**WORK TO COMPLETE:**
Return every line of the material exactly.

Records contained in a dataset:
○ ○ ○

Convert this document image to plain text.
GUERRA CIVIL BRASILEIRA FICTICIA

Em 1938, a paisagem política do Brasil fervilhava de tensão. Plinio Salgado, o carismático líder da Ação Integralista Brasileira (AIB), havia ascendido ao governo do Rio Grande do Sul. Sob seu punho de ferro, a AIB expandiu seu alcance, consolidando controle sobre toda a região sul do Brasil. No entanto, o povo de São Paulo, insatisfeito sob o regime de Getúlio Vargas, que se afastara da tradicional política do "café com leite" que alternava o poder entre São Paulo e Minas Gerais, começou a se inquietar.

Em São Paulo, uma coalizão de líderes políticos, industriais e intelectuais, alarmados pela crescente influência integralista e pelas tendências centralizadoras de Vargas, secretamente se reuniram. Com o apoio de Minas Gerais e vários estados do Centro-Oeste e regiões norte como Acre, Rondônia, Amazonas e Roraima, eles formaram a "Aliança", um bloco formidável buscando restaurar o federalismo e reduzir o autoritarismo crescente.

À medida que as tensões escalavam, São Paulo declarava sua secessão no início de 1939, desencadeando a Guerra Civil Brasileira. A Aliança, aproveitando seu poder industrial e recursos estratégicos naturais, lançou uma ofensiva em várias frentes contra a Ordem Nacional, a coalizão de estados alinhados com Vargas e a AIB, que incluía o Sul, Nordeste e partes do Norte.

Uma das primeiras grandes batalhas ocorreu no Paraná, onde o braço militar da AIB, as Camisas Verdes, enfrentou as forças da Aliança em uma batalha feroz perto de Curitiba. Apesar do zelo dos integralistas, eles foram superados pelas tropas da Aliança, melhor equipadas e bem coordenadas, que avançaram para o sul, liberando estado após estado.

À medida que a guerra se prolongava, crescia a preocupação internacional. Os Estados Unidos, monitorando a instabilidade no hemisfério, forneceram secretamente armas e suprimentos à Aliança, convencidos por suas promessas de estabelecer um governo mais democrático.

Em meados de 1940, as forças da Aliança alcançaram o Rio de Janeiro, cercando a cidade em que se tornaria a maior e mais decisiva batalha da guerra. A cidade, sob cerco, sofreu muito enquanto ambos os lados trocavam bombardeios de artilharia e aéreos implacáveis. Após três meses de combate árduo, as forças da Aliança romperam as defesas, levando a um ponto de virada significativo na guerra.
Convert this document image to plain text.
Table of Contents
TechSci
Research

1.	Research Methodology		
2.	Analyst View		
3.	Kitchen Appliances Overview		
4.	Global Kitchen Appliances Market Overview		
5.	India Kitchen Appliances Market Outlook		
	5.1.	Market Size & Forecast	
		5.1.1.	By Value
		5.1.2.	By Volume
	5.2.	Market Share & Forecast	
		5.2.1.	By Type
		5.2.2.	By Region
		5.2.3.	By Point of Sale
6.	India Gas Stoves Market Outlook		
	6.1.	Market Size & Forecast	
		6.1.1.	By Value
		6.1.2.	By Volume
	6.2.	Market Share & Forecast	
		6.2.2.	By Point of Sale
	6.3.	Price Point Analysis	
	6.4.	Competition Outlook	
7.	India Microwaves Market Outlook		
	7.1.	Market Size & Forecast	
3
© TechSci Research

○ ○ ○

**OUTPUT FOR THIS TASK:**
Convert this document image to plain text.
GUERRA CIVIL BRASILEIRA FICTICIA

Em 1938, a paisagem política do Brasil fervilhava de tensão. Plinio Salgado, o carismático líder da Ação Integralista Brasileira (AIB), havia ascendido ao governo do Rio Grande do Sul. Sob seu punho de ferro, a AIB expandiu seu alcance, consolidando controle sobre toda a região sul do Brasil. No entanto, o povo de São Paulo, insatisfeito sob o regime de Getúlio Vargas, que se afastara da tradicional política do "café com leite" que alternava o poder entre São Paulo e Minas Gerais, começou a se inquietar.

Em São Paulo, uma coalizão de líderes políticos, industriais e intelectuais, alarmados pela crescente influência integralista e pelas tendências centralizadoras de Vargas, secretamente se reuniram. Com o apoio de Minas Gerais e vários estados do Centro-Oeste e regiões norte como Acre, Rondônia, Amazonas e Roraima, eles formaram a "Aliança", um bloco formidável buscando restaurar o federalismo e reduzir o autoritarismo crescente.

À medida que as tensões escalavam, São Paulo declarava sua secessão no início de 1939, desencadeando a Guerra Civil Brasileira. A Aliança, aproveitando seu poder industrial e recursos estratégicos naturais, lançou uma ofensiva em várias frentes contra a Ordem Nacional, a coalizão de estados alinhados com Vargas e a AIB, que incluía o Sul, Nordeste e partes do Norte.

Uma das primeiras grandes batalhas ocorreu no Paraná, onde o braço militar da AIB, as Camisas Verdes, enfrentou as forças da Aliança em uma batalha feroz perto de Curitiba. Apesar do zelo dos integralistas, eles foram superados pelas tropas da Aliança, melhor equipadas e bem coordenadas, que avançaram para o sul, liberando estado após estado.

À medida que a guerra se prolongava, crescia a preocupação internacional. Os Estados Unidos, monitorando a instabilidade no hemisfério, forneceram secretamente armas e suprimentos à Aliança, convencidos por suas promessas de estabelecer um governo mais democrático.

Em meados de 1940, as forças da Aliança alcançaram o Rio de Janeiro, cercando a cidade em que se tornaria a maior e mais decisiva batalha da guerra. A cidade, sob cerco, sofreu muito enquanto ambos os lados trocavam bombardeios de artilharia e aéreos implacáveis. Após três meses de combate árduo, as forças da Aliança romperam as defesas, levando a um ponto de virada significativo na guerra.
Convert this document image to plain text.
Table of Contents
TechSci
Research

1.	Research Methodology		
2.	Analyst View		
3.	Kitchen Appliances Overview		
4.	Global Kitchen Appliances Market Overview		
5.	India Kitchen Appliances Market Outlook		
	5.1.	Market Size & Forecast	
		5.1.1.	By Value
		5.1.2.	By Volume
	5.2.	Market Share & Forecast	
		5.2.1.	By Type
		5.2.2.	By Region
		5.2.3.	By Point of Sale
6.	India Gas Stoves Market Outlook		
	6.1.	Market Size & Forecast	
		6.1.1.	By Value
		6.1.2.	By Volume
	6.2.	Market Share & Forecast	
		6.2.2.	By Point of Sale
	6.3.	Price Point Analysis	
	6.4.	Competition Outlook	
7.	India Microwaves Market Outlook		
	7.1.	Market Size & Forecast	
3
© TechSci Research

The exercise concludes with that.